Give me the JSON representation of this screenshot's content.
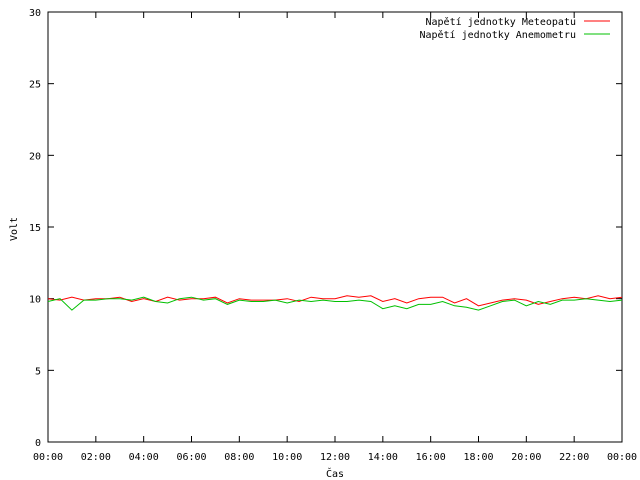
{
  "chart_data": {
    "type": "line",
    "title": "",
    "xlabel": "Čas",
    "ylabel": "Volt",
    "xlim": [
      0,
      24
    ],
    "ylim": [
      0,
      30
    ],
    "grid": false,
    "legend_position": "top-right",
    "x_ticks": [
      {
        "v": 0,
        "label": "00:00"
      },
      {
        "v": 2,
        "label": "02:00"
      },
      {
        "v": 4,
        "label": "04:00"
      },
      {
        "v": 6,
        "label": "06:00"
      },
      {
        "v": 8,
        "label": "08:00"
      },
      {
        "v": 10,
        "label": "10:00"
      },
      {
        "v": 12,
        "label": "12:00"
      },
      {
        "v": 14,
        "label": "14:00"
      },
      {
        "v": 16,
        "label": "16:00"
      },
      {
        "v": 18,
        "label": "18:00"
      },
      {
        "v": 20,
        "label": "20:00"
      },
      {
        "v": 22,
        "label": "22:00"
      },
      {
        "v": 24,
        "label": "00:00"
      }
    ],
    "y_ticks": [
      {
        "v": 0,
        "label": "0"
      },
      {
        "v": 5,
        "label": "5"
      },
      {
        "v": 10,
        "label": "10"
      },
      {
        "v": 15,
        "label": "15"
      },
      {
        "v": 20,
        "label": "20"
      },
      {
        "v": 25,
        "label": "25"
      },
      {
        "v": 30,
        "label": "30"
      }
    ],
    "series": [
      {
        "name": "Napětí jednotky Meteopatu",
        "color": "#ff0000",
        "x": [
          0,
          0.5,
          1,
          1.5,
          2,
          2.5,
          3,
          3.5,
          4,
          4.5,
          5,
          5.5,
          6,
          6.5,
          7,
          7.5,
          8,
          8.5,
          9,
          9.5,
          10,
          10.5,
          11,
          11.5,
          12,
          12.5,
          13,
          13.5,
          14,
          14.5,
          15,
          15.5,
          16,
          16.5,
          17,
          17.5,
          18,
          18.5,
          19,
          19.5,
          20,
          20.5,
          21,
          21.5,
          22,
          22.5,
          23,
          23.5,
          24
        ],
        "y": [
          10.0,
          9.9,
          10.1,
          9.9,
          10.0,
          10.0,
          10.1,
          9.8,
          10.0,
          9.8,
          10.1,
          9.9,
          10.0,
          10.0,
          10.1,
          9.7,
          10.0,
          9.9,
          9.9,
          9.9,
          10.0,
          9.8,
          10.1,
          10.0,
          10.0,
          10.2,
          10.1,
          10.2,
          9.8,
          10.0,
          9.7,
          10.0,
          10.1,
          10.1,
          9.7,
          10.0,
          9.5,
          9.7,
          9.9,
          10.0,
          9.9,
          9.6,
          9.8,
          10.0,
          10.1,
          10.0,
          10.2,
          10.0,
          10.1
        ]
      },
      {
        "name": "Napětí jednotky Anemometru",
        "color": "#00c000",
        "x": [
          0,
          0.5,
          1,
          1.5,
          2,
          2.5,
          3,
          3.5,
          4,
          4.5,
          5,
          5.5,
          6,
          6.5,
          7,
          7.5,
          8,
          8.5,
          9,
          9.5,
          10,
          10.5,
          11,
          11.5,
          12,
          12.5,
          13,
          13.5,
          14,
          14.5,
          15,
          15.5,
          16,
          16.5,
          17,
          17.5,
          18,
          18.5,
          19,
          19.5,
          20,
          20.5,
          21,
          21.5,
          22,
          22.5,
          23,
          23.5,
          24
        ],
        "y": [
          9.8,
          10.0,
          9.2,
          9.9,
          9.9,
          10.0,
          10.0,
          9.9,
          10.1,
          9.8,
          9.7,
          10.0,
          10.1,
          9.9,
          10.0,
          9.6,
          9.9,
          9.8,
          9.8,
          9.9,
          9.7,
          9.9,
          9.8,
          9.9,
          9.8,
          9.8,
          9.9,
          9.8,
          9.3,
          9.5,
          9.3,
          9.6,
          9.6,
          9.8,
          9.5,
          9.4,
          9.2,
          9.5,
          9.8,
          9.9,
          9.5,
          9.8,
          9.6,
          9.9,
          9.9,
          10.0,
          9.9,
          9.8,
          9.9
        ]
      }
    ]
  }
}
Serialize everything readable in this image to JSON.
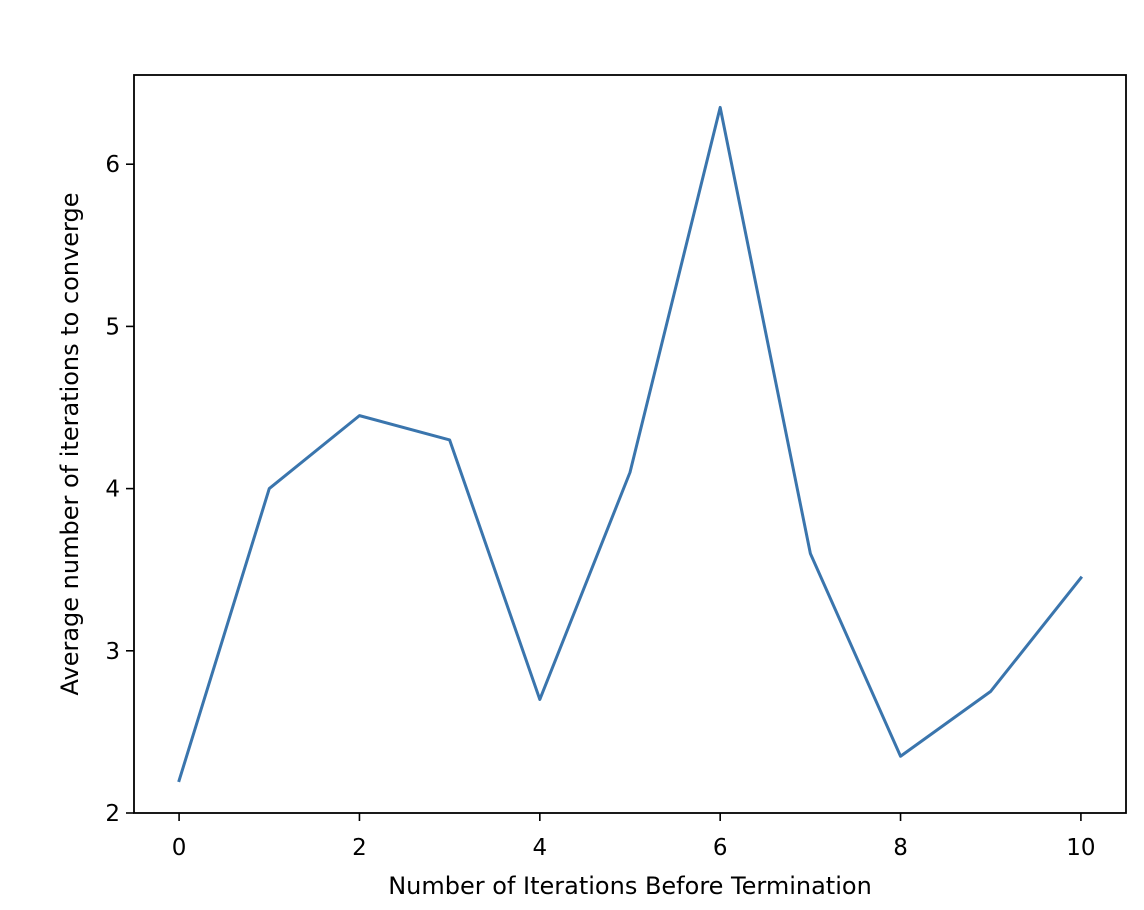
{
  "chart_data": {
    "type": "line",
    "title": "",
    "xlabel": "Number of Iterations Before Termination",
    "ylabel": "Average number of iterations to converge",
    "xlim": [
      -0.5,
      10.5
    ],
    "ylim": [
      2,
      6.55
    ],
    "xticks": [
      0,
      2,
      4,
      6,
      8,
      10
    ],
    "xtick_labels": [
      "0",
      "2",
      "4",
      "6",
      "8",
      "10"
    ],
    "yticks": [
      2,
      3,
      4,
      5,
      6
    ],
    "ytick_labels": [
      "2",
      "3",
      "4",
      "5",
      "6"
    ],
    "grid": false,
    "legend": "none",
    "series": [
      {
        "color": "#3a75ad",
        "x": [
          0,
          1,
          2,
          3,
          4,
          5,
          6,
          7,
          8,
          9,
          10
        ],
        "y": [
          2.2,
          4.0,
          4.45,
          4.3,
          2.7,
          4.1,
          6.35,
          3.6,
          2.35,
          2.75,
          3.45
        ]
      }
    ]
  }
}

■ Work instructions
Copy out all lines where the word "this" appears.

■ Completed exercise
Give me the JSON representation of this screenshot's content.
Serialize everything readable in this image to JSON.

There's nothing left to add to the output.